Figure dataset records

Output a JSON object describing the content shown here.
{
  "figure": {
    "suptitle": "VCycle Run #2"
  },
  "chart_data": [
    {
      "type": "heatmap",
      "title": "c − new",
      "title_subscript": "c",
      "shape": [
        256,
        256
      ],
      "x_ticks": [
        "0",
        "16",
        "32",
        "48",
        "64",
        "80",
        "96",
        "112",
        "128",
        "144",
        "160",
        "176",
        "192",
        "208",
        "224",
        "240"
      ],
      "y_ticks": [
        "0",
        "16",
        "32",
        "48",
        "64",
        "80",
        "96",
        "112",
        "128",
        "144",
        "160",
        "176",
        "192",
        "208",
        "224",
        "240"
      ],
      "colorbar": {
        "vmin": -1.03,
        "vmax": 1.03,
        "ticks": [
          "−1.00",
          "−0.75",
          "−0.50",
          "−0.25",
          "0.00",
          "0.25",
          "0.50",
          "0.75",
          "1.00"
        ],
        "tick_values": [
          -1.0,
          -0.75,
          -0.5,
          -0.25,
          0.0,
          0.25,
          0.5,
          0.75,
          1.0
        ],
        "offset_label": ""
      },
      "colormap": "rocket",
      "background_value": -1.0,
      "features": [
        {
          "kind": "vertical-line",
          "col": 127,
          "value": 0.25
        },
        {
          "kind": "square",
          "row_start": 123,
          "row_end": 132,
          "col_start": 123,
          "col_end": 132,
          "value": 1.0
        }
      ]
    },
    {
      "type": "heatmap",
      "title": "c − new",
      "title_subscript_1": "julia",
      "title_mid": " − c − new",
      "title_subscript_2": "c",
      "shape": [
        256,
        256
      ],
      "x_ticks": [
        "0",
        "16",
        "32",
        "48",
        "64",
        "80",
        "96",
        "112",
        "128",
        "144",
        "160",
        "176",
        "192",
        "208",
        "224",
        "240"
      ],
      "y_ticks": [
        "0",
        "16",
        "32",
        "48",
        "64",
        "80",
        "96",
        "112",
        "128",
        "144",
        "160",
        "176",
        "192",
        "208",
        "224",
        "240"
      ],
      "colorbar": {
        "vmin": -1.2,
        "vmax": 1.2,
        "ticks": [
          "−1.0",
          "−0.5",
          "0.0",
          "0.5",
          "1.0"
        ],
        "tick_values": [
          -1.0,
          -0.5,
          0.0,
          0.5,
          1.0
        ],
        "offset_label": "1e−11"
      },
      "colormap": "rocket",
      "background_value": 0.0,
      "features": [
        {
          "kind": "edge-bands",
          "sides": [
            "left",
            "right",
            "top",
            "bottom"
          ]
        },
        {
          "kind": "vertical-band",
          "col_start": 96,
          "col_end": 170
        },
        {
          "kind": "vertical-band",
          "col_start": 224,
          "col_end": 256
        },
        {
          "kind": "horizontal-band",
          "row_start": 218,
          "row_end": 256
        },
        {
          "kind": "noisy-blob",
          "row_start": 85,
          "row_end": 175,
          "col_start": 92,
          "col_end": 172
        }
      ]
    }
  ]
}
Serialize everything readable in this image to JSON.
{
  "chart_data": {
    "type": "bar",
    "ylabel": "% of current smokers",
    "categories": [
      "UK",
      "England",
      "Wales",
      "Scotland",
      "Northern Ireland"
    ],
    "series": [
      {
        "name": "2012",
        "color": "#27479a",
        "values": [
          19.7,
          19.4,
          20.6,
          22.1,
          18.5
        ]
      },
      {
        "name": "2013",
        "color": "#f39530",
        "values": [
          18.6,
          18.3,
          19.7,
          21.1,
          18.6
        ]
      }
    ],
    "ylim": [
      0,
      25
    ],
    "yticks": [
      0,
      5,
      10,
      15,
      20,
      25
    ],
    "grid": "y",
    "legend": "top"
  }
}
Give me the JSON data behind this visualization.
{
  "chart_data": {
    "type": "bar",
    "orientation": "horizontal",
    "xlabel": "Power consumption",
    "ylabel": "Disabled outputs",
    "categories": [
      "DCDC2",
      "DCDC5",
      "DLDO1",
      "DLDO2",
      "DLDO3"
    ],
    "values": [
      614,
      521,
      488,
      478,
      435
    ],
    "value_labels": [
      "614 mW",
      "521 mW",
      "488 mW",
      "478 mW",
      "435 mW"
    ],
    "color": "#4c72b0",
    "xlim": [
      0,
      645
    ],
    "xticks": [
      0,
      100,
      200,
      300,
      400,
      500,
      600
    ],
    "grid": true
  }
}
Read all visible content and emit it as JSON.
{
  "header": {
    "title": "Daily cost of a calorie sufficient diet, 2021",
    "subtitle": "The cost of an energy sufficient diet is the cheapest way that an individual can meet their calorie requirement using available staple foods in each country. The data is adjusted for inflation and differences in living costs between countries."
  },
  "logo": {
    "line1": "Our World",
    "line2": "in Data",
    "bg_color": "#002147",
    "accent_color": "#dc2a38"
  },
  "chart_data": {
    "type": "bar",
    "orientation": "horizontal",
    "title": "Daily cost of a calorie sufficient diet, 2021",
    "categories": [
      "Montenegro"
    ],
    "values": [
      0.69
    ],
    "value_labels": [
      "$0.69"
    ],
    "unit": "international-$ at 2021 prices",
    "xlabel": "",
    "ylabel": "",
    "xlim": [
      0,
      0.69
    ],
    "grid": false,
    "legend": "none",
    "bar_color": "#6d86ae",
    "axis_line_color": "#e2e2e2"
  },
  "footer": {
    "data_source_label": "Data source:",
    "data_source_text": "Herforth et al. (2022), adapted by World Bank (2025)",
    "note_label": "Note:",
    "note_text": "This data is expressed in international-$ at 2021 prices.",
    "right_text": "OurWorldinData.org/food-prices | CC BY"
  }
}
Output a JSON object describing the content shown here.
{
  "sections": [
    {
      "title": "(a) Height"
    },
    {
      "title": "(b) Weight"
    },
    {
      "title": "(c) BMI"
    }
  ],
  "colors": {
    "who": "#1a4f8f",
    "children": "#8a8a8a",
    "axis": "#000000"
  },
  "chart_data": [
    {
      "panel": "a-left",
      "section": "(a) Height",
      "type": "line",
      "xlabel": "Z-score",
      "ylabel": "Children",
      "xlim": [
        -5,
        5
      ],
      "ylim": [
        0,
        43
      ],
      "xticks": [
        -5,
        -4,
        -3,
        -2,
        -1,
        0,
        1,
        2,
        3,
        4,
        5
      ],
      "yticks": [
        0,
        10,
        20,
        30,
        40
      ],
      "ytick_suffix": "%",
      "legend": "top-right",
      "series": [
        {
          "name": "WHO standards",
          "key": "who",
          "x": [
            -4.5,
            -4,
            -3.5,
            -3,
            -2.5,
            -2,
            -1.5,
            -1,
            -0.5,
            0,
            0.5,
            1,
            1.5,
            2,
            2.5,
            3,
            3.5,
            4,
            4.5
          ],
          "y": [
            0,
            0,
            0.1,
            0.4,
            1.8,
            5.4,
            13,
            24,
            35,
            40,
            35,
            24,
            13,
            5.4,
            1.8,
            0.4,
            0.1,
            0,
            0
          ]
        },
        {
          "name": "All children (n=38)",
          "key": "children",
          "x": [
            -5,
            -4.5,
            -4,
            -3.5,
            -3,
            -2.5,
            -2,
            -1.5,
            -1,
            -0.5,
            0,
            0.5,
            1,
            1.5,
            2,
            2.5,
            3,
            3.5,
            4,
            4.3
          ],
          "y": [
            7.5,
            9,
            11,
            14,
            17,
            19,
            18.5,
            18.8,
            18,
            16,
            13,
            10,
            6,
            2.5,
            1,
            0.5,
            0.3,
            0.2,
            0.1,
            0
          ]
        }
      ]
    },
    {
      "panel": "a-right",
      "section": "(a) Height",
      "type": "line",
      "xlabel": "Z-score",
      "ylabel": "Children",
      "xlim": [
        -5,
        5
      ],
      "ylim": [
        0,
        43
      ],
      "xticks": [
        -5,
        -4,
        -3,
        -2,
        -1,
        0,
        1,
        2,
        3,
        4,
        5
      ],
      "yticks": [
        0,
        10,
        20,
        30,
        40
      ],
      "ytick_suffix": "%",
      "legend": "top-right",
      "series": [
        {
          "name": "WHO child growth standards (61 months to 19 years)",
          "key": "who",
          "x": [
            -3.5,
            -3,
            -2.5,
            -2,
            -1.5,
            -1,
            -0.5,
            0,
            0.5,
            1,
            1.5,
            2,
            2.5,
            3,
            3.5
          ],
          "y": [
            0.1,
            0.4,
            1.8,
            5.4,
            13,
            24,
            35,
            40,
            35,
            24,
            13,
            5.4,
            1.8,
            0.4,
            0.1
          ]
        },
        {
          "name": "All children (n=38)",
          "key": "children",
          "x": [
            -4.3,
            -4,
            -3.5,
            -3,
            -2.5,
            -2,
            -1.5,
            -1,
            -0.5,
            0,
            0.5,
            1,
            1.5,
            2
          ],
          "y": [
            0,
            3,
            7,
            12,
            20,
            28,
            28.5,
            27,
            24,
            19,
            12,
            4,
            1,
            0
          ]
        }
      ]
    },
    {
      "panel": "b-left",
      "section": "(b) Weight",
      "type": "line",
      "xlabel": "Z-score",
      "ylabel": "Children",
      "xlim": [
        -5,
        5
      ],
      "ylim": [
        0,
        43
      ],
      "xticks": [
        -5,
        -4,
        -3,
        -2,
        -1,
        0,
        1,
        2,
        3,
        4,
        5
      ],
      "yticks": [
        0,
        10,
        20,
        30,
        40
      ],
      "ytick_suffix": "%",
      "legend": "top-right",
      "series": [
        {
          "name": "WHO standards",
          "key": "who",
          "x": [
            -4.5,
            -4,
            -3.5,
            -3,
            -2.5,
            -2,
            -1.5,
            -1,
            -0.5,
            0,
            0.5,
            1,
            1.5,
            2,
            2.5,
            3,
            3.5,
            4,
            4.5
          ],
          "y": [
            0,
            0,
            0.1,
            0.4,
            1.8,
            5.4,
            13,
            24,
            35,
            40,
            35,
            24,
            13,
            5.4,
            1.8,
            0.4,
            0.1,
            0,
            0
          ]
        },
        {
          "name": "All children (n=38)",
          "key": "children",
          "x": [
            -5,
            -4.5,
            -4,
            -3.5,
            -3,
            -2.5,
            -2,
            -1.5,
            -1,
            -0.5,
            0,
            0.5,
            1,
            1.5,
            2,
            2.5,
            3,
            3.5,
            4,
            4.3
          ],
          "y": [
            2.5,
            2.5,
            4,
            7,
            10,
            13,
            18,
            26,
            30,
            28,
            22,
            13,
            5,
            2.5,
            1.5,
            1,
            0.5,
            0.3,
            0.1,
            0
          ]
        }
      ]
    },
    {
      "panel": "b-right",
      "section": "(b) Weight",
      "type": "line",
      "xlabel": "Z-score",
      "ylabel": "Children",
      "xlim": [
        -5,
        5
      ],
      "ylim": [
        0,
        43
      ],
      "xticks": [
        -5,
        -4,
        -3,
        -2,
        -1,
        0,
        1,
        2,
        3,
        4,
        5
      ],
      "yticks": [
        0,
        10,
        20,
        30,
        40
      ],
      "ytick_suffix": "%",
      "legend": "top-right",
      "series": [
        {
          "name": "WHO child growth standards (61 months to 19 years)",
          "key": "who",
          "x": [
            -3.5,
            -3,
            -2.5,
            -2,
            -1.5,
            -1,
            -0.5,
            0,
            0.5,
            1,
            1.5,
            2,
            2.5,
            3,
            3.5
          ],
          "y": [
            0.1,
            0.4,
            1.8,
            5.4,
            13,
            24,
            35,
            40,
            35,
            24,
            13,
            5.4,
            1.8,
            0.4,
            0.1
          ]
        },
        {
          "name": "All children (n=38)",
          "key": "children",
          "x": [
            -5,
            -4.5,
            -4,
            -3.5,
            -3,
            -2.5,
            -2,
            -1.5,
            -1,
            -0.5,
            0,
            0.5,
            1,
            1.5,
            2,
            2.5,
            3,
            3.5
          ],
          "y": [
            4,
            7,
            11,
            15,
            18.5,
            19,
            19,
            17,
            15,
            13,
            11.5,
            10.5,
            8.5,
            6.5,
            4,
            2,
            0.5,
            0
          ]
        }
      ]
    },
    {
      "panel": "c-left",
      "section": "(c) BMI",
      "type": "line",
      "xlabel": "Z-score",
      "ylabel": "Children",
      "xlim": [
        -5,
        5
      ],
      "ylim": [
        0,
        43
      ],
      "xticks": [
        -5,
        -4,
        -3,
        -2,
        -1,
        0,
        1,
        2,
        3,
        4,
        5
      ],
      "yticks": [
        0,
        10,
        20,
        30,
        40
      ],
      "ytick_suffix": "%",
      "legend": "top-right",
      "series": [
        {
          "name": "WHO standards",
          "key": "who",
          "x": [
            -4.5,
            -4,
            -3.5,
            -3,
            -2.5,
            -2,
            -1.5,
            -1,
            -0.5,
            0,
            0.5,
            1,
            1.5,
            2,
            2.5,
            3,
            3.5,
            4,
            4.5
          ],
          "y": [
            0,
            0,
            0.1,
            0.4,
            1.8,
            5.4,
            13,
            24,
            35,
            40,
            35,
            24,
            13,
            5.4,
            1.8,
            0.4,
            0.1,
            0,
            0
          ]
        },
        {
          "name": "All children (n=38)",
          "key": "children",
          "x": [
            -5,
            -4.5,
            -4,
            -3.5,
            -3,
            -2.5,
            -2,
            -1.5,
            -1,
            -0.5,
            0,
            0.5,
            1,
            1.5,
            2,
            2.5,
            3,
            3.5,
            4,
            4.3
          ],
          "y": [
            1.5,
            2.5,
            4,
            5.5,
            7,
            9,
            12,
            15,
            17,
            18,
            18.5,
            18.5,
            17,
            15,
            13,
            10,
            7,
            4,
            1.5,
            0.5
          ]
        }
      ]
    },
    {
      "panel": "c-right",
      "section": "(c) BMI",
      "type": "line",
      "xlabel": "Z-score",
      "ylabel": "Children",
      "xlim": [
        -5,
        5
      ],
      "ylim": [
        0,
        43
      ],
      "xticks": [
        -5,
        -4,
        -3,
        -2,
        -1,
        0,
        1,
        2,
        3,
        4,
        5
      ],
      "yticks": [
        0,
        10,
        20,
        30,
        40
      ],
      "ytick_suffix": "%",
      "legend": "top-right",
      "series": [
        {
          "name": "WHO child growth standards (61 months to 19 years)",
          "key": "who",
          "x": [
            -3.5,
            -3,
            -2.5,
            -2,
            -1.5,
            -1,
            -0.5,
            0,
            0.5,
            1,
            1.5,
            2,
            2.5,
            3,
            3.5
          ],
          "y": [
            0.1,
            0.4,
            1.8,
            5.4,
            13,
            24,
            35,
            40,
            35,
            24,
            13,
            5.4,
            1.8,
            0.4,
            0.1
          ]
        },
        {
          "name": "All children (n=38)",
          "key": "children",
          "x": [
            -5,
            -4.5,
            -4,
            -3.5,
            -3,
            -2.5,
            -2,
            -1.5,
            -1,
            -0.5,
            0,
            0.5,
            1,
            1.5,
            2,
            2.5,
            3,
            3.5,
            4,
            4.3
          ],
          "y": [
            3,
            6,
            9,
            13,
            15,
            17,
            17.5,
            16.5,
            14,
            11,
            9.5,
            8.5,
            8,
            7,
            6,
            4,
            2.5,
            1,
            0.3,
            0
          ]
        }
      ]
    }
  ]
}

**Goal**:
Look through the records and gather each line with the word "JSON".

**Result**:
Output a JSON object describing the content shown here.
Serialize everything readable in this image to JSON.
Give me the JSON data behind this visualization.
Read all visible content and emit it as JSON.
Output a JSON object describing the content shown here.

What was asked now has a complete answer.